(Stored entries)
☆ ☆ ☆ ☆ ☆ ☆ ☆
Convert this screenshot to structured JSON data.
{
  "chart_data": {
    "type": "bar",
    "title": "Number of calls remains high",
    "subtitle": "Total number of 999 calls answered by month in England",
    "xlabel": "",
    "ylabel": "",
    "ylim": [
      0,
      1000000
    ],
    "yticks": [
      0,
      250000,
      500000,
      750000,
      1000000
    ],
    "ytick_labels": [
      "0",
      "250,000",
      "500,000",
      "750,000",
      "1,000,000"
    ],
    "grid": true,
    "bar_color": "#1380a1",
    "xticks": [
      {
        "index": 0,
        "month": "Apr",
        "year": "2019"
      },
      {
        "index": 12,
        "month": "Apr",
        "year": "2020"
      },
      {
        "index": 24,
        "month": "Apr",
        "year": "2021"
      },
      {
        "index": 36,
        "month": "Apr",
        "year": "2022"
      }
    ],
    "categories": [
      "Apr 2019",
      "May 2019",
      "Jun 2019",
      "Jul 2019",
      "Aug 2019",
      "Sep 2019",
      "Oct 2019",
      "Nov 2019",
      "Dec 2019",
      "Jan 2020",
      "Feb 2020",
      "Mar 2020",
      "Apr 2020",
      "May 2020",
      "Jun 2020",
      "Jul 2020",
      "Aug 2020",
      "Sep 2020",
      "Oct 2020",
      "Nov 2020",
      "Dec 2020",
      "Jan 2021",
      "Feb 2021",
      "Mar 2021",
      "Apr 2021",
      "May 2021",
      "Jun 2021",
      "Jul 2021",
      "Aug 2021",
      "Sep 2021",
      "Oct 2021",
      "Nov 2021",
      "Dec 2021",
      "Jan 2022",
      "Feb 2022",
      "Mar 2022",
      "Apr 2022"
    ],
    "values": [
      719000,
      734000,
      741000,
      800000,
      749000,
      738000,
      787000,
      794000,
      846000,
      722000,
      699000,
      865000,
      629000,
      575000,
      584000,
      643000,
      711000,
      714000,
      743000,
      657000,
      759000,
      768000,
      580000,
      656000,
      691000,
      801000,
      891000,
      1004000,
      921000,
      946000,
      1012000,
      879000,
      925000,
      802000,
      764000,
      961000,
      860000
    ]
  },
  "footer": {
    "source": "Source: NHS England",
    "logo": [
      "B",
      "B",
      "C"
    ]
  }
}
☆ ☆ ☆ ☆ ☆ ☆ ☆
Copy out each line above, character for character.

Response to this task:
Convert this screenshot to structured JSON data.
{
  "chart_data": {
    "type": "bar",
    "title": "Number of calls remains high",
    "subtitle": "Total number of 999 calls answered by month in England",
    "xlabel": "",
    "ylabel": "",
    "ylim": [
      0,
      1000000
    ],
    "yticks": [
      0,
      250000,
      500000,
      750000,
      1000000
    ],
    "ytick_labels": [
      "0",
      "250,000",
      "500,000",
      "750,000",
      "1,000,000"
    ],
    "grid": true,
    "bar_color": "#1380a1",
    "xticks": [
      {
        "index": 0,
        "month": "Apr",
        "year": "2019"
      },
      {
        "index": 12,
        "month": "Apr",
        "year": "2020"
      },
      {
        "index": 24,
        "month": "Apr",
        "year": "2021"
      },
      {
        "index": 36,
        "month": "Apr",
        "year": "2022"
      }
    ],
    "categories": [
      "Apr 2019",
      "May 2019",
      "Jun 2019",
      "Jul 2019",
      "Aug 2019",
      "Sep 2019",
      "Oct 2019",
      "Nov 2019",
      "Dec 2019",
      "Jan 2020",
      "Feb 2020",
      "Mar 2020",
      "Apr 2020",
      "May 2020",
      "Jun 2020",
      "Jul 2020",
      "Aug 2020",
      "Sep 2020",
      "Oct 2020",
      "Nov 2020",
      "Dec 2020",
      "Jan 2021",
      "Feb 2021",
      "Mar 2021",
      "Apr 2021",
      "May 2021",
      "Jun 2021",
      "Jul 2021",
      "Aug 2021",
      "Sep 2021",
      "Oct 2021",
      "Nov 2021",
      "Dec 2021",
      "Jan 2022",
      "Feb 2022",
      "Mar 2022",
      "Apr 2022"
    ],
    "values": [
      719000,
      734000,
      741000,
      800000,
      749000,
      738000,
      787000,
      794000,
      846000,
      722000,
      699000,
      865000,
      629000,
      575000,
      584000,
      643000,
      711000,
      714000,
      743000,
      657000,
      759000,
      768000,
      580000,
      656000,
      691000,
      801000,
      891000,
      1004000,
      921000,
      946000,
      1012000,
      879000,
      925000,
      802000,
      764000,
      961000,
      860000
    ]
  },
  "footer": {
    "source": "Source: NHS England",
    "logo": [
      "B",
      "B",
      "C"
    ]
  }
}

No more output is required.